BRIEF: Go through the listing and write out all of it exactly.

═════ AVAILABLE RECORDS ═════

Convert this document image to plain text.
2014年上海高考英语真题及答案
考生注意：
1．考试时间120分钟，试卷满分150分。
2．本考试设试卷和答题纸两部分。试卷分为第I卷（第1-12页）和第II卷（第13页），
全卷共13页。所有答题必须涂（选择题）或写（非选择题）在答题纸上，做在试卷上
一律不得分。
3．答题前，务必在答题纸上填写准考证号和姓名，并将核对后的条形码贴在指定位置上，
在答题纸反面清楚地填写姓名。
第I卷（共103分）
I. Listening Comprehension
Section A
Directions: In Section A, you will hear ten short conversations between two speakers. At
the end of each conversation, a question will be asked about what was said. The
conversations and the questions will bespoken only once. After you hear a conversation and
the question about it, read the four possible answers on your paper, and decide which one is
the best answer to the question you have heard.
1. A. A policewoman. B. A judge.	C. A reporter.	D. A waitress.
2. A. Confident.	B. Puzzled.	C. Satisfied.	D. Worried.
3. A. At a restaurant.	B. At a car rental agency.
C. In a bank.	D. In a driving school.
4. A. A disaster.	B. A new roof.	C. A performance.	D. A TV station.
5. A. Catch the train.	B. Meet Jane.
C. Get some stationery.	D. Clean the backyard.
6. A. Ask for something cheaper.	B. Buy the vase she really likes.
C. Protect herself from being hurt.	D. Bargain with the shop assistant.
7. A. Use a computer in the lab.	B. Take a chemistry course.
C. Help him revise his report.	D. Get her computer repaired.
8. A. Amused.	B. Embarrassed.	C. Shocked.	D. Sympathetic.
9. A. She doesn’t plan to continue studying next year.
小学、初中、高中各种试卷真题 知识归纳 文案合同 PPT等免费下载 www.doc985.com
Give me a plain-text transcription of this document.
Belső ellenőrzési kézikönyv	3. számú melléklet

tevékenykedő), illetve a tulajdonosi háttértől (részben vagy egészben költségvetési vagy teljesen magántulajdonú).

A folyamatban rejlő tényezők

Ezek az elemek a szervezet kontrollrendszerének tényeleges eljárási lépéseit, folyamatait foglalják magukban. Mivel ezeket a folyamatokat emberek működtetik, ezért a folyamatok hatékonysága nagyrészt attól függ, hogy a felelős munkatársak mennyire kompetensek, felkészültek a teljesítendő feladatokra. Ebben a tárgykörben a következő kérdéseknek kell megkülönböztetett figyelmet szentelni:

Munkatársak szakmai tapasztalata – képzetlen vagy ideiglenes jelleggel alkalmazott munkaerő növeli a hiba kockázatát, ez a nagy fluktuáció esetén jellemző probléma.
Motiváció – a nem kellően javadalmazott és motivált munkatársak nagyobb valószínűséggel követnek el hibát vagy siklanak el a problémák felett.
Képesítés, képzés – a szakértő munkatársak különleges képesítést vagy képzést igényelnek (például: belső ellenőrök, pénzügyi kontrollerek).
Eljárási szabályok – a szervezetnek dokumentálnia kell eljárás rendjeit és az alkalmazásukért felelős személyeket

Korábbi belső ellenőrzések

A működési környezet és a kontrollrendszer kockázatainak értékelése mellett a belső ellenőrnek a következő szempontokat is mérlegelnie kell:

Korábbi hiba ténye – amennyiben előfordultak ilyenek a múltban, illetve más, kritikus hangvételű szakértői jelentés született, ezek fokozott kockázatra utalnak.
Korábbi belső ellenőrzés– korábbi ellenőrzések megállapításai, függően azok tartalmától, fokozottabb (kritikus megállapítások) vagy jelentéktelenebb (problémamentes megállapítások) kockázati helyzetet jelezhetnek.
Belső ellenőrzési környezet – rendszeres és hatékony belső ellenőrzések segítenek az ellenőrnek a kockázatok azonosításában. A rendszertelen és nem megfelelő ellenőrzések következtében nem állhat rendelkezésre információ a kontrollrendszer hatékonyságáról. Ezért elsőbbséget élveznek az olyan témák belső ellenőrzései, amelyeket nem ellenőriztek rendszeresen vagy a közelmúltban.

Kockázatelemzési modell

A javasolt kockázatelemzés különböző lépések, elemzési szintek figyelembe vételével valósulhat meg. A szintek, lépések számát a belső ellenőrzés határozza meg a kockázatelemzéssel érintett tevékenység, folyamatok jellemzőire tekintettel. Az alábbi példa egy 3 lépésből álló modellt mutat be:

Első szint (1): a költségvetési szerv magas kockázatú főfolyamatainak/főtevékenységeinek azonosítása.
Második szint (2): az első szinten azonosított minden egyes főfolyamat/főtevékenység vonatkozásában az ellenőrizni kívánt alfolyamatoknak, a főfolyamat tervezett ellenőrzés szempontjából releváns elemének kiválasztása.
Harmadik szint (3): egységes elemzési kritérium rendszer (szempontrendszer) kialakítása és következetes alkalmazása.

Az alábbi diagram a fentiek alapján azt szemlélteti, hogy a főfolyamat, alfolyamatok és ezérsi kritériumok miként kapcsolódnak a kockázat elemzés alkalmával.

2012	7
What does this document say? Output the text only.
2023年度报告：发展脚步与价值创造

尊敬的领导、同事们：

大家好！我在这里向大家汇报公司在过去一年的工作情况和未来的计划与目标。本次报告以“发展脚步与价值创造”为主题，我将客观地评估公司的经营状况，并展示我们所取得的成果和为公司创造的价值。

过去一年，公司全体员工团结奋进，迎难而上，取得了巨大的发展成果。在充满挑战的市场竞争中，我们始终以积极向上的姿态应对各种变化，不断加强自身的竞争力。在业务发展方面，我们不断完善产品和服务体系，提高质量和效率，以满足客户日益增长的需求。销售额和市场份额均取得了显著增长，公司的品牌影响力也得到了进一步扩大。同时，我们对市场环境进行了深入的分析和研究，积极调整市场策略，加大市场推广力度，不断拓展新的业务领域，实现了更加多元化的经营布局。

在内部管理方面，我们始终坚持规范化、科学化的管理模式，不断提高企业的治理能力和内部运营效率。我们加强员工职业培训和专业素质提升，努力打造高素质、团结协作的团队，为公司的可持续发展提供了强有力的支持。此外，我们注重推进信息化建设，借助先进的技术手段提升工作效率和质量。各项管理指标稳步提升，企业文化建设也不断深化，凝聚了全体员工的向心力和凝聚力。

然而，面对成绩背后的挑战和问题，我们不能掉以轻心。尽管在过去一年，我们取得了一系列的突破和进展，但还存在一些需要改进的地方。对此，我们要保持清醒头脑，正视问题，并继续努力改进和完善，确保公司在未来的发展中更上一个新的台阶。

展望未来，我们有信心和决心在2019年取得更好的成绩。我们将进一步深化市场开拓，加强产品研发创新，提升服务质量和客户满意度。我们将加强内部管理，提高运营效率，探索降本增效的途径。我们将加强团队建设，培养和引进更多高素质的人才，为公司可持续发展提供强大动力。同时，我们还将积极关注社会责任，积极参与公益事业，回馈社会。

═════

COMPLETED TASK:
Convert this document image to plain text.
2014年上海高考英语真题及答案
考生注意：
1．考试时间120分钟，试卷满分150分。
2．本考试设试卷和答题纸两部分。试卷分为第I卷（第1-12页）和第II卷（第13页），
全卷共13页。所有答题必须涂（选择题）或写（非选择题）在答题纸上，做在试卷上
一律不得分。
3．答题前，务必在答题纸上填写准考证号和姓名，并将核对后的条形码贴在指定位置上，
在答题纸反面清楚地填写姓名。
第I卷（共103分）
I. Listening Comprehension
Section A
Directions: In Section A, you will hear ten short conversations between two speakers. At
the end of each conversation, a question will be asked about what was said. The
conversations and the questions will bespoken only once. After you hear a conversation and
the question about it, read the four possible answers on your paper, and decide which one is
the best answer to the question you have heard.
1. A. A policewoman. B. A judge.	C. A reporter.	D. A waitress.
2. A. Confident.	B. Puzzled.	C. Satisfied.	D. Worried.
3. A. At a restaurant.	B. At a car rental agency.
C. In a bank.	D. In a driving school.
4. A. A disaster.	B. A new roof.	C. A performance.	D. A TV station.
5. A. Catch the train.	B. Meet Jane.
C. Get some stationery.	D. Clean the backyard.
6. A. Ask for something cheaper.	B. Buy the vase she really likes.
C. Protect herself from being hurt.	D. Bargain with the shop assistant.
7. A. Use a computer in the lab.	B. Take a chemistry course.
C. Help him revise his report.	D. Get her computer repaired.
8. A. Amused.	B. Embarrassed.	C. Shocked.	D. Sympathetic.
9. A. She doesn’t plan to continue studying next year.
小学、初中、高中各种试卷真题 知识归纳 文案合同 PPT等免费下载 www.doc985.com
Give me a plain-text transcription of this document.
Belső ellenőrzési kézikönyv	3. számú melléklet

tevékenykedő), illetve a tulajdonosi háttértől (részben vagy egészben költségvetési vagy teljesen magántulajdonú).

A folyamatban rejlő tényezők

Ezek az elemek a szervezet kontrollrendszerének tényeleges eljárási lépéseit, folyamatait foglalják magukban. Mivel ezeket a folyamatokat emberek működtetik, ezért a folyamatok hatékonysága nagyrészt attól függ, hogy a felelős munkatársak mennyire kompetensek, felkészültek a teljesítendő feladatokra. Ebben a tárgykörben a következő kérdéseknek kell megkülönböztetett figyelmet szentelni:

Munkatársak szakmai tapasztalata – képzetlen vagy ideiglenes jelleggel alkalmazott munkaerő növeli a hiba kockázatát, ez a nagy fluktuáció esetén jellemző probléma.
Motiváció – a nem kellően javadalmazott és motivált munkatársak nagyobb valószínűséggel követnek el hibát vagy siklanak el a problémák felett.
Képesítés, képzés – a szakértő munkatársak különleges képesítést vagy képzést igényelnek (például: belső ellenőrök, pénzügyi kontrollerek).
Eljárási szabályok – a szervezetnek dokumentálnia kell eljárás rendjeit és az alkalmazásukért felelős személyeket

Korábbi belső ellenőrzések

A működési környezet és a kontrollrendszer kockázatainak értékelése mellett a belső ellenőrnek a következő szempontokat is mérlegelnie kell:

Korábbi hiba ténye – amennyiben előfordultak ilyenek a múltban, illetve más, kritikus hangvételű szakértői jelentés született, ezek fokozott kockázatra utalnak.
Korábbi belső ellenőrzés– korábbi ellenőrzések megállapításai, függően azok tartalmától, fokozottabb (kritikus megállapítások) vagy jelentéktelenebb (problémamentes megállapítások) kockázati helyzetet jelezhetnek.
Belső ellenőrzési környezet – rendszeres és hatékony belső ellenőrzések segítenek az ellenőrnek a kockázatok azonosításában. A rendszertelen és nem megfelelő ellenőrzések következtében nem állhat rendelkezésre információ a kontrollrendszer hatékonyságáról. Ezért elsőbbséget élveznek az olyan témák belső ellenőrzései, amelyeket nem ellenőriztek rendszeresen vagy a közelmúltban.

Kockázatelemzési modell

A javasolt kockázatelemzés különböző lépések, elemzési szintek figyelembe vételével valósulhat meg. A szintek, lépések számát a belső ellenőrzés határozza meg a kockázatelemzéssel érintett tevékenység, folyamatok jellemzőire tekintettel. Az alábbi példa egy 3 lépésből álló modellt mutat be:

Első szint (1): a költségvetési szerv magas kockázatú főfolyamatainak/főtevékenységeinek azonosítása.
Második szint (2): az első szinten azonosított minden egyes főfolyamat/főtevékenység vonatkozásában az ellenőrizni kívánt alfolyamatoknak, a főfolyamat tervezett ellenőrzés szempontjából releváns elemének kiválasztása.
Harmadik szint (3): egységes elemzési kritérium rendszer (szempontrendszer) kialakítása és következetes alkalmazása.

Az alábbi diagram a fentiek alapján azt szemlélteti, hogy a főfolyamat, alfolyamatok és ezérsi kritériumok miként kapcsolódnak a kockázat elemzés alkalmával.

2012	7
What does this document say? Output the text only.
2023年度报告：发展脚步与价值创造

尊敬的领导、同事们：

大家好！我在这里向大家汇报公司在过去一年的工作情况和未来的计划与目标。本次报告以“发展脚步与价值创造”为主题，我将客观地评估公司的经营状况，并展示我们所取得的成果和为公司创造的价值。

过去一年，公司全体员工团结奋进，迎难而上，取得了巨大的发展成果。在充满挑战的市场竞争中，我们始终以积极向上的姿态应对各种变化，不断加强自身的竞争力。在业务发展方面，我们不断完善产品和服务体系，提高质量和效率，以满足客户日益增长的需求。销售额和市场份额均取得了显著增长，公司的品牌影响力也得到了进一步扩大。同时，我们对市场环境进行了深入的分析和研究，积极调整市场策略，加大市场推广力度，不断拓展新的业务领域，实现了更加多元化的经营布局。

在内部管理方面，我们始终坚持规范化、科学化的管理模式，不断提高企业的治理能力和内部运营效率。我们加强员工职业培训和专业素质提升，努力打造高素质、团结协作的团队，为公司的可持续发展提供了强有力的支持。此外，我们注重推进信息化建设，借助先进的技术手段提升工作效率和质量。各项管理指标稳步提升，企业文化建设也不断深化，凝聚了全体员工的向心力和凝聚力。

然而，面对成绩背后的挑战和问题，我们不能掉以轻心。尽管在过去一年，我们取得了一系列的突破和进展，但还存在一些需要改进的地方。对此，我们要保持清醒头脑，正视问题，并继续努力改进和完善，确保公司在未来的发展中更上一个新的台阶。

展望未来，我们有信心和决心在2019年取得更好的成绩。我们将进一步深化市场开拓，加强产品研发创新，提升服务质量和客户满意度。我们将加强内部管理，提高运营效率，探索降本增效的途径。我们将加强团队建设，培养和引进更多高素质的人才，为公司可持续发展提供强大动力。同时，我们还将积极关注社会责任，积极参与公益事业，回馈社会。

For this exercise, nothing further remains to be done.